Author: Cornish, Rick

Take This Hmmer
The rain has returned to Jamestown and, true to form, I spent the summer almost but never quite getting around to patching the roof on my barn. The barn’s where I keep my tools and do my woodworking and, again true to form, I’ve situated my table saw directly underneath a leak in the roof….my radial arm saw’s underneath another leak.

Last year at this time I felt justified in hiring someone to fix the leaks. After all, I told my wife, I work five or six days a week, drive all the way to Stockton every day. And what do I know about leaky roofs? So I started calling roof people. For two weeks I called roof people and I got only one call back, and the call back was annoyed at my even asking if he fixed leaky barns. “You need a handyman,” he said with a look of disdain that only trades people and auto mechanics show me. I gave up for a couple of weeks, but after the first rain, I knew I had to do something. And that’s when a bonified roofer fell right into my lap.

It was at the End-of-the-Summer concert my band played for the little town of Twain Harte. We’d finished our first set when a young fellow, a wiry little guy, came up and introduced himself. He said his name was Joe and he loved bluegrass music….LOVED bluegrass music. We stood talking for a minute and, before going back to his lawn chair, he gave me his business card and said he wanted to be put on the Grass Menagerie’s mailing list. I slipped the card into my jeans pocket and went back to the stage. It was a couple days latter that Lynn found the card when she was doing laundry. “Hey,” she said, “I see you found a roof person.” She was holding Joe's card. What luck, I thought, what incredible luck.

I called Joe and the next day he came over to scope out the job; he brought a friend along, his helper, he said, Steve, even smaller than Joe and kind of gaunt and very speedy, like he was on something. Joe climbed up on the roof to check things out and Steve remained with me. “He’s a great roofer, man, like, I mean he is very, very good. The best, he is the very best. He’s been out two weeks and already we got more work than we can handle.” “Been ‘out’?” I asked. “Yeah,” little speedy said without missing a beat, “out of the Navy. Joe’s just out of the Navy, man. Didn’t he tell you?” “No,” I replied, “he didn’t.”

Joe wanted $425 to fix the leaks and this seemed to me to be a reasonable bid compared to the others I’d gotten, which, of course, were none because no one else in the entire tri-county area wanted to do the work. And besides, I liked Joe….he was genuinely fond bluegrass music, I could tell, and he told me he wanted to learn to play the fiddle. I even gave him a couple of my band’s CD’s before he left.

The next day Joe and Steve came and patched the roof. They’d just finished when I drove up the long gravel driveway. I suggested that I pay them half now and half after it rained, just to make sure the patches worked. Joe explained that that wouldn’t be necessary; they’d test the roof with a hose and sprinkler. “Everything’s ship-shape, man, ship-shape,” Steve said, “tight as a Scotsman.” Joe grinned and nodded. I wrote him a check.

## Goals
• a. Reproduce the passage of the barn roof story from "Joe wanted $425" up to and including "before he left.".
• b. In the barn roof story, what price did Joe ask to fix the leaks?
• c. Write the next part of the barn roof story, picking up after its final sentence.

## Data rows
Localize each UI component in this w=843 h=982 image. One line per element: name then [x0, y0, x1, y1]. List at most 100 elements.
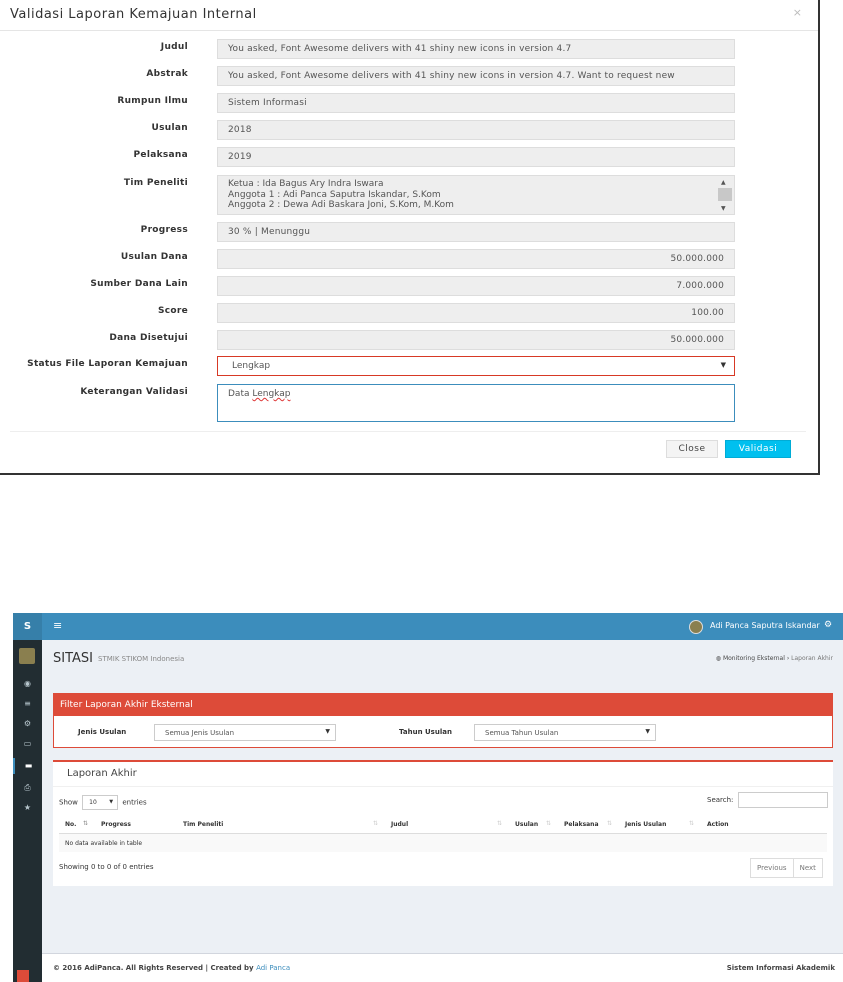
search-label: Search:	[707, 796, 734, 804]
sidebar-avatar[interactable]	[19, 648, 35, 664]
tim-line-anggota-1: Anggota 1 : Adi Panca Saputra Iskandar, …	[228, 189, 441, 200]
sumber-dana-lain-field: 7.000.000	[217, 276, 735, 296]
top-navbar: S ≡ Adi Panca Saputra Iskandar ⚙	[13, 613, 843, 640]
row-keterangan: Keterangan Validasi Data Lengkap	[0, 384, 818, 422]
row-status-file: Status File Laporan Kemajuan Lengkap ▼	[0, 356, 818, 376]
col-usulan[interactable]: Usulan	[515, 821, 538, 828]
keterangan-validasi-textarea[interactable]: Data Lengkap	[217, 384, 735, 422]
row-abstrak: Abstrak You asked, Font Awesome delivers…	[0, 66, 818, 86]
entries-value: 10	[89, 799, 97, 806]
page-title: SITASI	[53, 651, 93, 666]
next-button[interactable]: Next	[792, 859, 822, 877]
empty-table-row: No data available in table	[59, 834, 827, 852]
search-input[interactable]	[738, 792, 828, 808]
textarea-scrollbar[interactable]: ▲ ▼	[718, 178, 732, 212]
status-file-select[interactable]: Lengkap ▼	[217, 356, 735, 376]
globe-icon[interactable]: ◉	[13, 676, 42, 692]
author-link[interactable]: Adi Panca	[256, 964, 290, 972]
col-jenis-usulan[interactable]: Jenis Usulan	[625, 821, 666, 828]
desktop-active-icon[interactable]: ▬	[13, 758, 42, 774]
sidebar: ◉ ≡ ⚙ ▭ ▬ ⎙ ★	[13, 640, 42, 982]
table-box-title: Laporan Akhir	[67, 768, 137, 779]
label-jenis-usulan: Jenis Usulan	[78, 728, 127, 736]
label-pelaksana: Pelaksana	[133, 150, 188, 160]
keterangan-prefix: Data	[228, 389, 253, 399]
col-no[interactable]: No.	[65, 821, 76, 828]
tahun-usulan-select[interactable]: Semua Tahun Usulan ▼	[474, 724, 656, 741]
user-name[interactable]: Adi Panca Saputra Iskandar	[710, 621, 820, 630]
status-file-value: Lengkap	[232, 361, 271, 371]
label-rumpun-ilmu: Rumpun Ilmu	[117, 96, 188, 106]
col-pelaksana[interactable]: Pelaksana	[564, 821, 599, 828]
jenis-usulan-select[interactable]: Semua Jenis Usulan ▼	[154, 724, 336, 741]
caret-down-icon: ▼	[645, 728, 650, 735]
entries-select[interactable]: 10 ▼	[82, 795, 119, 810]
sort-icon[interactable]: ⇅	[546, 820, 551, 827]
close-button[interactable]: Close	[666, 440, 718, 458]
label-dana-disetujui: Dana Disetujui	[109, 333, 188, 343]
desktop-icon[interactable]: ▭	[13, 736, 42, 752]
keterangan-word: Lengkap	[252, 389, 291, 399]
caret-down-icon: ▼	[720, 361, 726, 369]
table-header: No. ⇅ Progress Tim Peneliti ⇅ Judul ⇅ Us…	[59, 816, 827, 834]
list-icon[interactable]: ≡	[13, 696, 42, 712]
row-progress: Progress 30 % | Menunggu	[0, 222, 818, 242]
label-sumber-dana-lain: Sumber Dana Lain	[90, 279, 188, 289]
score-field: 100.00	[217, 303, 735, 323]
label-progress: Progress	[140, 225, 188, 235]
sort-icon[interactable]: ⇅	[689, 820, 694, 827]
entries-label: entries	[122, 798, 147, 807]
gear-icon[interactable]: ⚙	[824, 620, 832, 630]
copyright-text: © 2016 AdiPanca. All Rights Reserved | C…	[53, 964, 257, 972]
hamburger-icon[interactable]: ≡	[53, 619, 62, 632]
page-footer: © 2016 AdiPanca. All Rights Reserved | C…	[42, 953, 843, 982]
close-icon[interactable]: ×	[793, 6, 802, 19]
label-score: Score	[157, 306, 188, 316]
footer-app-name: Sistem Informasi Akademik	[726, 964, 835, 972]
col-tim-peneliti[interactable]: Tim Peneliti	[183, 821, 223, 828]
footer-copyright: © 2016 AdiPanca. All Rights Reserved | C…	[53, 964, 290, 972]
row-usulan-dana: Usulan Dana 50.000.000	[0, 249, 818, 269]
filter-box: Filter Laporan Akhir Eksternal Jenis Usu…	[53, 693, 833, 748]
breadcrumb-item-monitoring[interactable]: Monitoring Eksternal	[723, 655, 785, 662]
app-logo[interactable]: S	[13, 613, 42, 640]
label-tahun-usulan: Tahun Usulan	[399, 728, 452, 736]
sort-asc-icon[interactable]: ⇅	[83, 820, 88, 827]
user-avatar[interactable]	[689, 620, 703, 634]
caret-down-icon: ▼	[325, 728, 330, 735]
col-judul[interactable]: Judul	[391, 821, 408, 828]
sort-icon[interactable]: ⇅	[607, 820, 612, 827]
judul-field: You asked, Font Awesome delivers with 41…	[217, 39, 735, 59]
previous-button[interactable]: Previous	[751, 859, 793, 877]
label-abstrak: Abstrak	[146, 69, 188, 79]
scroll-down-icon[interactable]: ▼	[721, 204, 726, 215]
cogs-icon[interactable]: ⚙	[13, 716, 42, 732]
breadcrumb: ◍ Monitoring Eksternal › Laporan Akhir	[716, 655, 833, 662]
row-judul: Judul You asked, Font Awesome delivers w…	[0, 39, 818, 59]
label-judul: Judul	[160, 42, 188, 52]
col-progress[interactable]: Progress	[101, 821, 131, 828]
sort-icon[interactable]: ⇅	[373, 820, 378, 827]
breadcrumb-item-laporan-akhir: Laporan Akhir	[791, 655, 833, 662]
tim-peneliti-textarea[interactable]: Ketua : Ida Bagus Ary Indra Iswara Anggo…	[217, 175, 735, 215]
corner-logo-icon	[17, 970, 29, 982]
pagination: Previous Next	[750, 858, 823, 878]
col-action: Action	[707, 821, 729, 828]
star-icon[interactable]: ★	[13, 800, 42, 816]
usulan-field: 2018	[217, 120, 735, 140]
jenis-usulan-value: Semua Jenis Usulan	[165, 729, 235, 737]
tahun-usulan-value: Semua Tahun Usulan	[485, 729, 559, 737]
sort-icon[interactable]: ⇅	[497, 820, 502, 827]
table-info: Showing 0 to 0 of 0 entries	[59, 863, 154, 871]
rumpun-ilmu-field: Sistem Informasi	[217, 93, 735, 113]
scroll-up-icon[interactable]: ▲	[721, 178, 726, 189]
modal-title: Validasi Laporan Kemajuan Internal	[10, 7, 257, 22]
validasi-button[interactable]: Validasi	[725, 440, 791, 458]
validation-modal: Validasi Laporan Kemajuan Internal × Jud…	[0, 0, 820, 475]
scrollbar-thumb[interactable]	[718, 188, 732, 201]
label-status-file: Status File Laporan Kemajuan	[27, 359, 188, 369]
row-rumpun: Rumpun Ilmu Sistem Informasi	[0, 93, 818, 113]
print-icon[interactable]: ⎙	[13, 780, 42, 796]
modal-divider	[0, 30, 818, 31]
pelaksana-field: 2019	[217, 147, 735, 167]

## Answers given
• a.
Joe wanted $425 to fix the leaks and this seemed to me to be a reasonable bid compared to the others I’d gotten, which, of course, were none because no one else in the entire tri-county area wanted to do the work. And besides, I liked Joe….he was genuinely fond bluegrass music, I could tell, and he told me he wanted to learn to play the fiddle. I even gave him a couple of my band’s CD’s before he left.

• b. $425

• c.
A few days latter it rained and what had been a fairly effective roof had turned into a sieve. Apparently their walking around up on the roof caused it to leak even worse….water had gushed down onto both my saws…the top of my new Delta had already started to rust. It took two days to get Joe on the phone. He was profuse in his apologies, couldn’t understand what had happened, would be over the very next day to make the job good. And the next day he did show up, with Steve, who by now I’d started to really dislike, and together they went back on the roof and patched and patched until everything was, as Steve said, “A-okay.”

And it remained a-okay for an entire week, until the next rain. I called Joe. This time he was a little less apologetic but agreed to come back and fix the leaks. By the time I got home from work the next evening, Joe and Steve had been there and gone. Lynn said they were up at the barn for a short time….maybe forty-five minutes. “Well,” I said, “let’s hope they got it right this time.” This was on a Thursday. The following Saturday morning I went up to my shop to finish a project I’d been working on. I was up there maybe two hours when I was ready to do some finish nailing. I reached for the finish nailer. Gone. The brad gun. Gone. Framing nailer. Gone. CO2 Staple gun, still in the box, a present. Gone. My entire collection of nailers, twelve hundred bucks worth, gone. (My two rusting saws were right where I’d left them.) As I stood in the barn I turned slowly on my heels, surveying the empty spaces, one by one, where the nail guns had once hung. And then it started to rain, huge Mother Lode droplets beating on the steel roof, and when I looked up one smacked me right in the eye.

Of course the sheriff knew Joe and Steve, was aware, in fact, that Joe had just been released from county jail and was even able to ascertain the day following my police report that both were no longer in the county. “Probably in Pomona,” the sheriff said, “Joe’s mom lives in Pomona.” Oh, and yes, Steve was definitely a meth freak. And according to the sheriff, Joe really was an excellent roofer.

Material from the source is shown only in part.